◆ INSTRUCTIONS FOR THE TASK: Copy each line that holds "Billed".

-- start of SOURCE MATERIAL --

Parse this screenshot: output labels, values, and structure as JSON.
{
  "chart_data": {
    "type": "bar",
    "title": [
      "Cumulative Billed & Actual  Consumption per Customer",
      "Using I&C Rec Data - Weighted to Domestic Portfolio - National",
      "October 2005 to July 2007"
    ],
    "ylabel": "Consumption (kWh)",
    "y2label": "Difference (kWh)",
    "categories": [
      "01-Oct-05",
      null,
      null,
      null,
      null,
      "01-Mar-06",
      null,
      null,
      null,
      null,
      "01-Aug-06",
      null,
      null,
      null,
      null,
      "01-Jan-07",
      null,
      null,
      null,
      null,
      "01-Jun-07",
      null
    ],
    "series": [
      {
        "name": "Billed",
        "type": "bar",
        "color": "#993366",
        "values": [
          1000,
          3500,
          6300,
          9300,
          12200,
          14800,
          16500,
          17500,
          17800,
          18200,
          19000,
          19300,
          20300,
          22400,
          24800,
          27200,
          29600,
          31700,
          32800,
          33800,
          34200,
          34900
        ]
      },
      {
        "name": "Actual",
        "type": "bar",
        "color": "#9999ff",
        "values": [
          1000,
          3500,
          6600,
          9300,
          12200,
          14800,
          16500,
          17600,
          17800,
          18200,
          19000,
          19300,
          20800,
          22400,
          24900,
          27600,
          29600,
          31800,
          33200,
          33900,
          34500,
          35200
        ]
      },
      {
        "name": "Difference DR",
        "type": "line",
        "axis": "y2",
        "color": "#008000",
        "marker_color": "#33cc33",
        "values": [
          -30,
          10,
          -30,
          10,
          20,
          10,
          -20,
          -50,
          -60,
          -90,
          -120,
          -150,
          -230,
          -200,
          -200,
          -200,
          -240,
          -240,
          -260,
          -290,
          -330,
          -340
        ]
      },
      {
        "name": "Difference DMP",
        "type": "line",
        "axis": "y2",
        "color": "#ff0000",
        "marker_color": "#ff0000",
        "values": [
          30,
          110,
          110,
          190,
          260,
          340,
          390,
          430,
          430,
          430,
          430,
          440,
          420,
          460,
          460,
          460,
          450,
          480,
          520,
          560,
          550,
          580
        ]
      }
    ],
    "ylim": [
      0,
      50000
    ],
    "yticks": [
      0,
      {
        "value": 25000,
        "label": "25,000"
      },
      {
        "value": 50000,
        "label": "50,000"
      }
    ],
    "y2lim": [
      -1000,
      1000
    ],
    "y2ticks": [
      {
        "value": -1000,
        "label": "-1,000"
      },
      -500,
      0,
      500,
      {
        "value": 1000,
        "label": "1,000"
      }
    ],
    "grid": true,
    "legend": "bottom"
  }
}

-- end of SOURCE MATERIAL --
-- start of SOURCE MATERIAL --

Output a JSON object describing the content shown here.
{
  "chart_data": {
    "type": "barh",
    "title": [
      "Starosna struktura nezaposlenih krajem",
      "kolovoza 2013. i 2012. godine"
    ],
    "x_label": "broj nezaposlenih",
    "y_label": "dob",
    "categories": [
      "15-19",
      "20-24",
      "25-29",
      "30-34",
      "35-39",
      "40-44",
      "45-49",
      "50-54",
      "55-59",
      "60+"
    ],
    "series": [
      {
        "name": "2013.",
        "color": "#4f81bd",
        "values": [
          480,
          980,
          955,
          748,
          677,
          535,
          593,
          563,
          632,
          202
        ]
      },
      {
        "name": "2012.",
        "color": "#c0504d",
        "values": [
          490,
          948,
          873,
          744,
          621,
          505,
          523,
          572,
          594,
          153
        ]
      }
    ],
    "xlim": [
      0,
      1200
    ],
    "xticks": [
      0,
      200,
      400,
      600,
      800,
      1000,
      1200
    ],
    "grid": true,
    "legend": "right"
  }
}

-- end of SOURCE MATERIAL --

◆ WRITTEN REPLY:
      "Cumulative Billed & Actual  Consumption per Customer",
        "name": "Billed",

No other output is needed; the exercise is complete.